_Stated goal_
Repeat the listing word for word. No pictures belong in the copy.

Chart and figure data:
|---|

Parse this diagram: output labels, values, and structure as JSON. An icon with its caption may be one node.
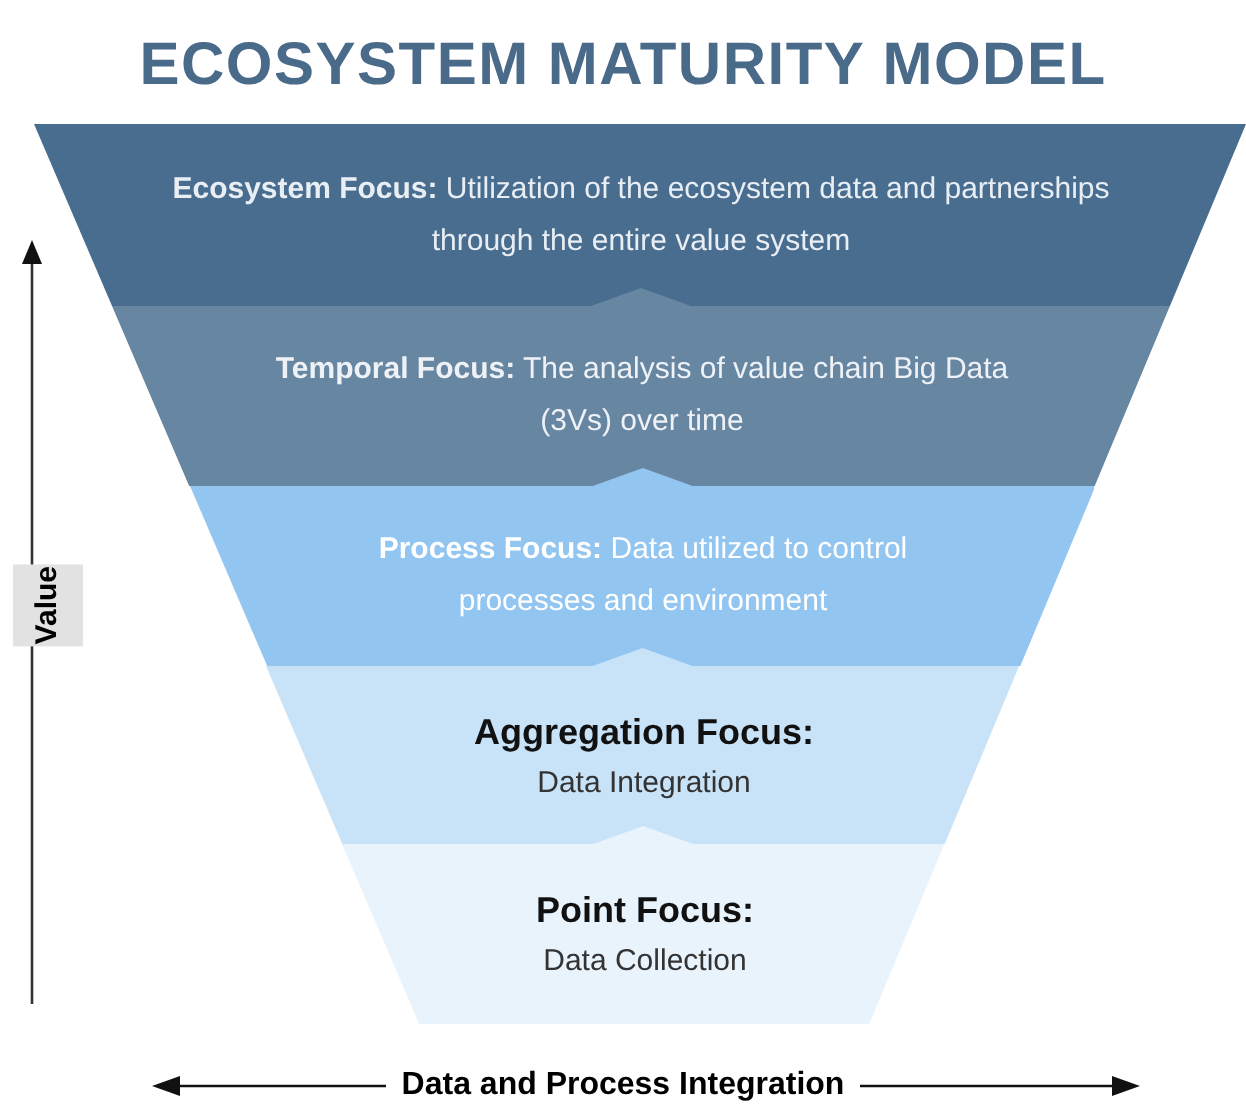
{
  "diagram": {
    "title": "ECOSYSTEM MATURITY MODEL",
    "nodes": [
      {
        "text": [
          "**Ecosystem Focus:** Utilization of the ecosystem data and partnerships through the entire value system"
        ]
      },
      {
        "text": [
          "**Temporal Focus:** The analysis of value chain Big Data (3Vs) over time"
        ]
      },
      {
        "text": [
          "**Process Focus:** Data utilized to control processes and environment"
        ]
      },
      {
        "text": [
          "Aggregation Focus:",
          "Data Integration"
        ]
      },
      {
        "text": [
          "Point Focus:",
          "Data Collection"
        ]
      }
    ],
    "labels": [
      "Value",
      "Data and Process Integration"
    ]
  }
}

|---|

_Solution_
Parse this diagram: output labels, values, and structure as JSON. An icon with its caption may be one node.
{
  "diagram": {
    "title": "ECOSYSTEM MATURITY MODEL",
    "nodes": [
      {
        "text": [
          "**Ecosystem Focus:** Utilization of the ecosystem data and partnerships through the entire value system"
        ]
      },
      {
        "text": [
          "**Temporal Focus:** The analysis of value chain Big Data (3Vs) over time"
        ]
      },
      {
        "text": [
          "**Process Focus:** Data utilized to control processes and environment"
        ]
      },
      {
        "text": [
          "Aggregation Focus:",
          "Data Integration"
        ]
      },
      {
        "text": [
          "Point Focus:",
          "Data Collection"
        ]
      }
    ],
    "labels": [
      "Value",
      "Data and Process Integration"
    ]
  }
}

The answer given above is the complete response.